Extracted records
-- begin --

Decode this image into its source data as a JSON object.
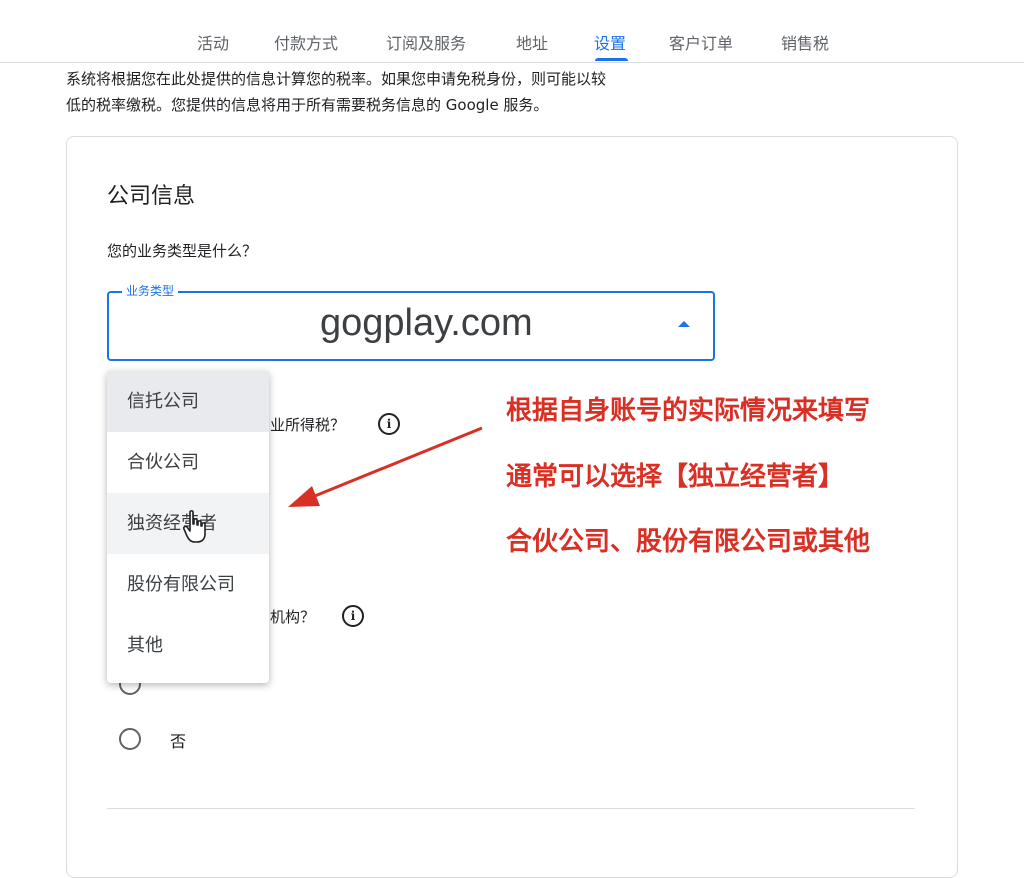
{
  "nav": {
    "tabs": [
      "活动",
      "付款方式",
      "订阅及服务",
      "地址",
      "设置",
      "客户订单",
      "销售税"
    ],
    "active_index": 4
  },
  "intro": {
    "line1": "系统将根据您在此处提供的信息计算您的税率。如果您申请免税身份，则可能以较",
    "line2": "低的税率缴税。您提供的信息将用于所有需要税务信息的 Google 服务。"
  },
  "company": {
    "title": "公司信息",
    "business_type_question": "您的业务类型是什么？",
    "business_type_field": {
      "label": "业务类型",
      "value": "gogplay.com"
    },
    "question2_partial": "业所得税？",
    "question3_partial": "机构？",
    "radio_no_label": "否"
  },
  "dropdown": {
    "options": [
      "信托公司",
      "合伙公司",
      "独资经营者",
      "股份有限公司",
      "其他"
    ],
    "selected_index": 0,
    "hover_index": 2
  },
  "annotation": {
    "line1": "根据自身账号的实际情况来填写",
    "line2": "通常可以选择【独立经营者】",
    "line3": "合伙公司、股份有限公司或其他",
    "color": "#d93025"
  },
  "colors": {
    "accent": "#1a73e8",
    "text": "#202124",
    "muted": "#5f6368"
  }
}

-- end --

→ AIM OF THE EXERCISE
Pictures stay out of the copy; please restate every record above exactly.

→ SOLUTION TO THE EXERCISE
Decode this image into its source data as a JSON object.
{
  "nav": {
    "tabs": [
      "活动",
      "付款方式",
      "订阅及服务",
      "地址",
      "设置",
      "客户订单",
      "销售税"
    ],
    "active_index": 4
  },
  "intro": {
    "line1": "系统将根据您在此处提供的信息计算您的税率。如果您申请免税身份，则可能以较",
    "line2": "低的税率缴税。您提供的信息将用于所有需要税务信息的 Google 服务。"
  },
  "company": {
    "title": "公司信息",
    "business_type_question": "您的业务类型是什么？",
    "business_type_field": {
      "label": "业务类型",
      "value": "gogplay.com"
    },
    "question2_partial": "业所得税？",
    "question3_partial": "机构？",
    "radio_no_label": "否"
  },
  "dropdown": {
    "options": [
      "信托公司",
      "合伙公司",
      "独资经营者",
      "股份有限公司",
      "其他"
    ],
    "selected_index": 0,
    "hover_index": 2
  },
  "annotation": {
    "line1": "根据自身账号的实际情况来填写",
    "line2": "通常可以选择【独立经营者】",
    "line3": "合伙公司、股份有限公司或其他",
    "color": "#d93025"
  },
  "colors": {
    "accent": "#1a73e8",
    "text": "#202124",
    "muted": "#5f6368"
  }
}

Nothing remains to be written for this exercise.